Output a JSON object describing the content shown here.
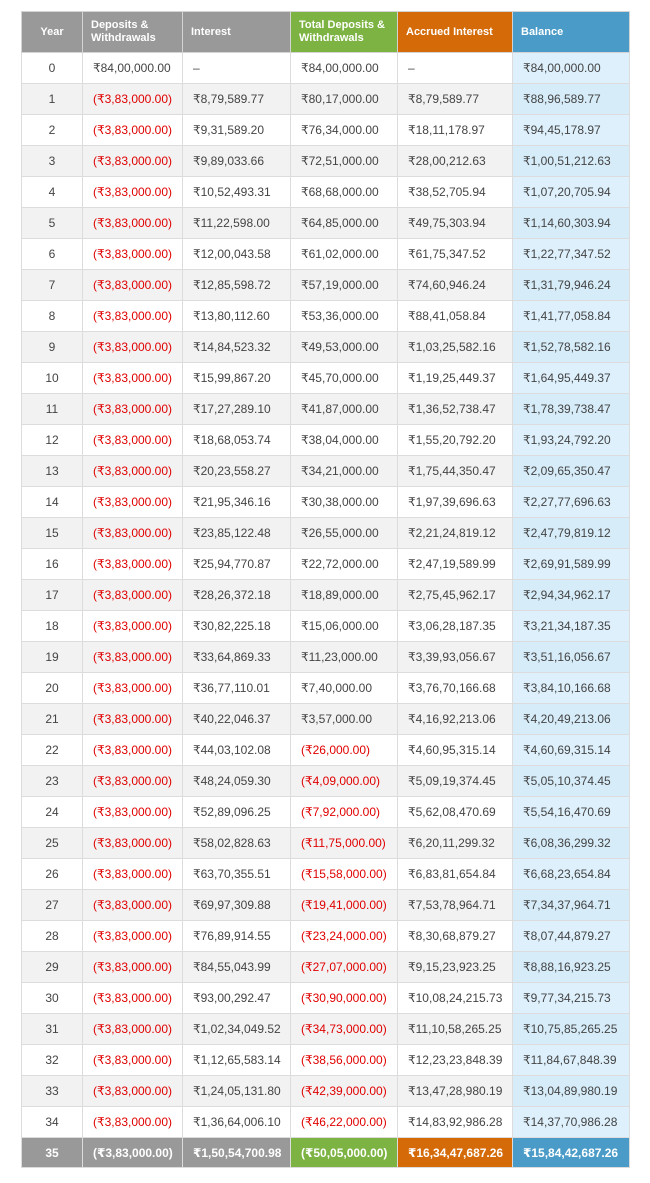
{
  "colors": {
    "header_gray": "#999999",
    "header_green": "#7cb342",
    "header_orange": "#d46b08",
    "header_blue": "#4a9bc8",
    "negative_text": "#e00000",
    "balance_cell_bg": "#ddf0fc"
  },
  "headers": [
    {
      "label": "Year",
      "color": "#999999"
    },
    {
      "label": "Deposits & Withdrawals",
      "color": "#999999"
    },
    {
      "label": "Interest",
      "color": "#999999"
    },
    {
      "label": "Total Deposits & Withdrawals",
      "color": "#7cb342"
    },
    {
      "label": "Accrued Interest",
      "color": "#d46b08"
    },
    {
      "label": "Balance",
      "color": "#4a9bc8"
    }
  ],
  "rows": [
    [
      "0",
      "₹84,00,000.00",
      "–",
      "₹84,00,000.00",
      "–",
      "₹84,00,000.00"
    ],
    [
      "1",
      "(₹3,83,000.00)",
      "₹8,79,589.77",
      "₹80,17,000.00",
      "₹8,79,589.77",
      "₹88,96,589.77"
    ],
    [
      "2",
      "(₹3,83,000.00)",
      "₹9,31,589.20",
      "₹76,34,000.00",
      "₹18,11,178.97",
      "₹94,45,178.97"
    ],
    [
      "3",
      "(₹3,83,000.00)",
      "₹9,89,033.66",
      "₹72,51,000.00",
      "₹28,00,212.63",
      "₹1,00,51,212.63"
    ],
    [
      "4",
      "(₹3,83,000.00)",
      "₹10,52,493.31",
      "₹68,68,000.00",
      "₹38,52,705.94",
      "₹1,07,20,705.94"
    ],
    [
      "5",
      "(₹3,83,000.00)",
      "₹11,22,598.00",
      "₹64,85,000.00",
      "₹49,75,303.94",
      "₹1,14,60,303.94"
    ],
    [
      "6",
      "(₹3,83,000.00)",
      "₹12,00,043.58",
      "₹61,02,000.00",
      "₹61,75,347.52",
      "₹1,22,77,347.52"
    ],
    [
      "7",
      "(₹3,83,000.00)",
      "₹12,85,598.72",
      "₹57,19,000.00",
      "₹74,60,946.24",
      "₹1,31,79,946.24"
    ],
    [
      "8",
      "(₹3,83,000.00)",
      "₹13,80,112.60",
      "₹53,36,000.00",
      "₹88,41,058.84",
      "₹1,41,77,058.84"
    ],
    [
      "9",
      "(₹3,83,000.00)",
      "₹14,84,523.32",
      "₹49,53,000.00",
      "₹1,03,25,582.16",
      "₹1,52,78,582.16"
    ],
    [
      "10",
      "(₹3,83,000.00)",
      "₹15,99,867.20",
      "₹45,70,000.00",
      "₹1,19,25,449.37",
      "₹1,64,95,449.37"
    ],
    [
      "11",
      "(₹3,83,000.00)",
      "₹17,27,289.10",
      "₹41,87,000.00",
      "₹1,36,52,738.47",
      "₹1,78,39,738.47"
    ],
    [
      "12",
      "(₹3,83,000.00)",
      "₹18,68,053.74",
      "₹38,04,000.00",
      "₹1,55,20,792.20",
      "₹1,93,24,792.20"
    ],
    [
      "13",
      "(₹3,83,000.00)",
      "₹20,23,558.27",
      "₹34,21,000.00",
      "₹1,75,44,350.47",
      "₹2,09,65,350.47"
    ],
    [
      "14",
      "(₹3,83,000.00)",
      "₹21,95,346.16",
      "₹30,38,000.00",
      "₹1,97,39,696.63",
      "₹2,27,77,696.63"
    ],
    [
      "15",
      "(₹3,83,000.00)",
      "₹23,85,122.48",
      "₹26,55,000.00",
      "₹2,21,24,819.12",
      "₹2,47,79,819.12"
    ],
    [
      "16",
      "(₹3,83,000.00)",
      "₹25,94,770.87",
      "₹22,72,000.00",
      "₹2,47,19,589.99",
      "₹2,69,91,589.99"
    ],
    [
      "17",
      "(₹3,83,000.00)",
      "₹28,26,372.18",
      "₹18,89,000.00",
      "₹2,75,45,962.17",
      "₹2,94,34,962.17"
    ],
    [
      "18",
      "(₹3,83,000.00)",
      "₹30,82,225.18",
      "₹15,06,000.00",
      "₹3,06,28,187.35",
      "₹3,21,34,187.35"
    ],
    [
      "19",
      "(₹3,83,000.00)",
      "₹33,64,869.33",
      "₹11,23,000.00",
      "₹3,39,93,056.67",
      "₹3,51,16,056.67"
    ],
    [
      "20",
      "(₹3,83,000.00)",
      "₹36,77,110.01",
      "₹7,40,000.00",
      "₹3,76,70,166.68",
      "₹3,84,10,166.68"
    ],
    [
      "21",
      "(₹3,83,000.00)",
      "₹40,22,046.37",
      "₹3,57,000.00",
      "₹4,16,92,213.06",
      "₹4,20,49,213.06"
    ],
    [
      "22",
      "(₹3,83,000.00)",
      "₹44,03,102.08",
      "(₹26,000.00)",
      "₹4,60,95,315.14",
      "₹4,60,69,315.14"
    ],
    [
      "23",
      "(₹3,83,000.00)",
      "₹48,24,059.30",
      "(₹4,09,000.00)",
      "₹5,09,19,374.45",
      "₹5,05,10,374.45"
    ],
    [
      "24",
      "(₹3,83,000.00)",
      "₹52,89,096.25",
      "(₹7,92,000.00)",
      "₹5,62,08,470.69",
      "₹5,54,16,470.69"
    ],
    [
      "25",
      "(₹3,83,000.00)",
      "₹58,02,828.63",
      "(₹11,75,000.00)",
      "₹6,20,11,299.32",
      "₹6,08,36,299.32"
    ],
    [
      "26",
      "(₹3,83,000.00)",
      "₹63,70,355.51",
      "(₹15,58,000.00)",
      "₹6,83,81,654.84",
      "₹6,68,23,654.84"
    ],
    [
      "27",
      "(₹3,83,000.00)",
      "₹69,97,309.88",
      "(₹19,41,000.00)",
      "₹7,53,78,964.71",
      "₹7,34,37,964.71"
    ],
    [
      "28",
      "(₹3,83,000.00)",
      "₹76,89,914.55",
      "(₹23,24,000.00)",
      "₹8,30,68,879.27",
      "₹8,07,44,879.27"
    ],
    [
      "29",
      "(₹3,83,000.00)",
      "₹84,55,043.99",
      "(₹27,07,000.00)",
      "₹9,15,23,923.25",
      "₹8,88,16,923.25"
    ],
    [
      "30",
      "(₹3,83,000.00)",
      "₹93,00,292.47",
      "(₹30,90,000.00)",
      "₹10,08,24,215.73",
      "₹9,77,34,215.73"
    ],
    [
      "31",
      "(₹3,83,000.00)",
      "₹1,02,34,049.52",
      "(₹34,73,000.00)",
      "₹11,10,58,265.25",
      "₹10,75,85,265.25"
    ],
    [
      "32",
      "(₹3,83,000.00)",
      "₹1,12,65,583.14",
      "(₹38,56,000.00)",
      "₹12,23,23,848.39",
      "₹11,84,67,848.39"
    ],
    [
      "33",
      "(₹3,83,000.00)",
      "₹1,24,05,131.80",
      "(₹42,39,000.00)",
      "₹13,47,28,980.19",
      "₹13,04,89,980.19"
    ],
    [
      "34",
      "(₹3,83,000.00)",
      "₹1,36,64,006.10",
      "(₹46,22,000.00)",
      "₹14,83,92,986.28",
      "₹14,37,70,986.28"
    ]
  ],
  "total_row": {
    "cells": [
      "35",
      "(₹3,83,000.00)",
      "₹1,50,54,700.98",
      "(₹50,05,000.00)",
      "₹16,34,47,687.26",
      "₹15,84,42,687.26"
    ],
    "colors": [
      "#999999",
      "#999999",
      "#999999",
      "#7cb342",
      "#d46b08",
      "#4a9bc8"
    ]
  }
}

▶ [EXERCISE PROMPT]: Return only the count of lines in the records that hold the word "Withdrawals".

▶ [SOLUTION TO THIS PROBLEM]: 2